Copy each line of the entries that contains the word "horizontal".

## Dataset entries
begin

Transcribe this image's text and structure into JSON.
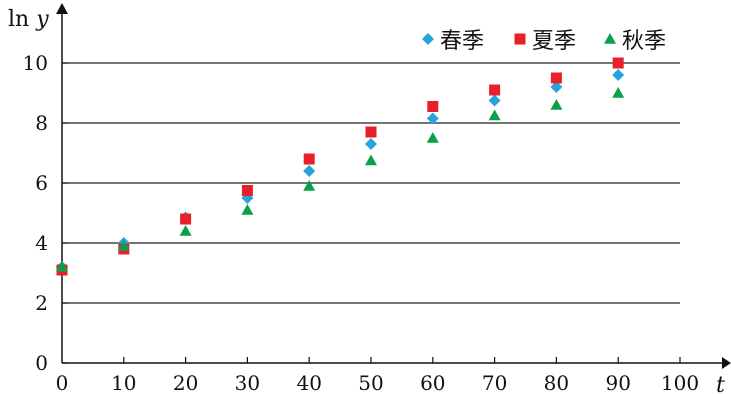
{
  "chart_data": {
    "type": "scatter",
    "title": "",
    "xlabel": "t",
    "ylabel_main": "ln",
    "ylabel_var": "y",
    "xlim": [
      0,
      100
    ],
    "ylim": [
      0,
      10
    ],
    "x_ticks": [
      0,
      10,
      20,
      30,
      40,
      50,
      60,
      70,
      80,
      90,
      100
    ],
    "y_ticks": [
      0,
      2,
      4,
      6,
      8,
      10
    ],
    "grid": "horizontal",
    "legend_position": "top-right",
    "series": [
      {
        "name": "春季",
        "marker": "diamond",
        "color": "#29a3e0",
        "x": [
          0,
          10,
          20,
          30,
          40,
          50,
          60,
          70,
          80,
          90
        ],
        "y": [
          3.2,
          4.0,
          4.85,
          5.5,
          6.4,
          7.3,
          8.15,
          8.75,
          9.2,
          9.6
        ]
      },
      {
        "name": "夏季",
        "marker": "square",
        "color": "#e8202a",
        "x": [
          0,
          10,
          20,
          30,
          40,
          50,
          60,
          70,
          80,
          90
        ],
        "y": [
          3.1,
          3.8,
          4.8,
          5.75,
          6.8,
          7.7,
          8.55,
          9.1,
          9.5,
          10.0
        ]
      },
      {
        "name": "秋季",
        "marker": "triangle",
        "color": "#0aa04a",
        "x": [
          0,
          10,
          20,
          30,
          40,
          50,
          60,
          70,
          80,
          90
        ],
        "y": [
          3.2,
          3.9,
          4.4,
          5.1,
          5.9,
          6.75,
          7.5,
          8.25,
          8.6,
          9.0
        ]
      }
    ]
  }
}
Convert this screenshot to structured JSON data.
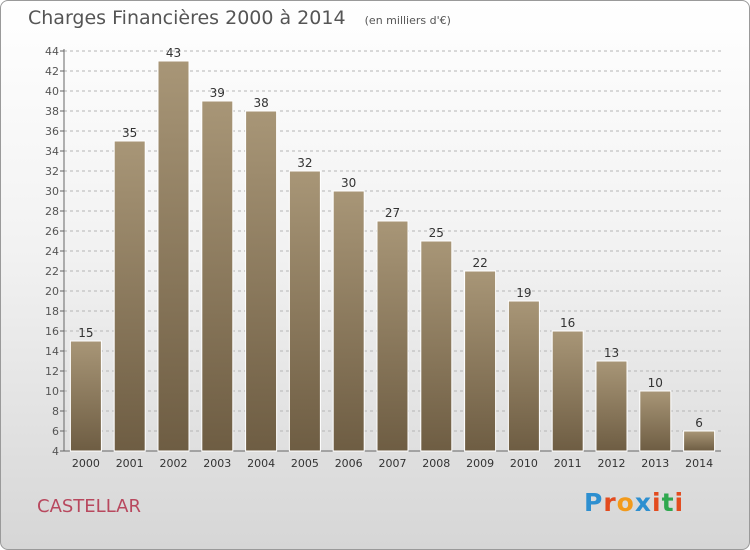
{
  "title": "Charges Financières 2000 à 2014",
  "unit": "(en milliers d'€)",
  "commune": "CASTELLAR",
  "logo_text": "Proxiti",
  "colors": {
    "bar_top": "#a89677",
    "bar_bottom": "#6e5d43",
    "bar_edge": "#ffffff",
    "text": "#555555",
    "grid": "#b5b5b5",
    "commune": "#b8485e",
    "logo": [
      "#2d8fd0",
      "#e34b1e",
      "#f29a1b",
      "#2d8fd0",
      "#e34b1e",
      "#2fa84f",
      "#e34b1e"
    ]
  },
  "chart_data": {
    "type": "bar",
    "title": "Charges Financières 2000 à 2014",
    "subtitle": "(en milliers d'€)",
    "xlabel": "",
    "ylabel": "",
    "ylim": [
      4,
      44
    ],
    "y_ticks": [
      4,
      6,
      8,
      10,
      12,
      14,
      16,
      18,
      20,
      22,
      24,
      26,
      28,
      30,
      32,
      34,
      36,
      38,
      40,
      42,
      44
    ],
    "grid": "horizontal dashed",
    "categories": [
      "2000",
      "2001",
      "2002",
      "2003",
      "2004",
      "2005",
      "2006",
      "2007",
      "2008",
      "2009",
      "2010",
      "2011",
      "2012",
      "2013",
      "2014"
    ],
    "values": [
      15,
      35,
      43,
      39,
      38,
      32,
      30,
      27,
      25,
      22,
      19,
      16,
      13,
      10,
      6
    ],
    "data_labels": [
      "15",
      "35",
      "43",
      "39",
      "38",
      "32",
      "30",
      "27",
      "25",
      "22",
      "19",
      "16",
      "13",
      "10",
      "6"
    ]
  }
}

end

## Complete response
    "grid": "horizontal",
    "grid": "horizontal dashed",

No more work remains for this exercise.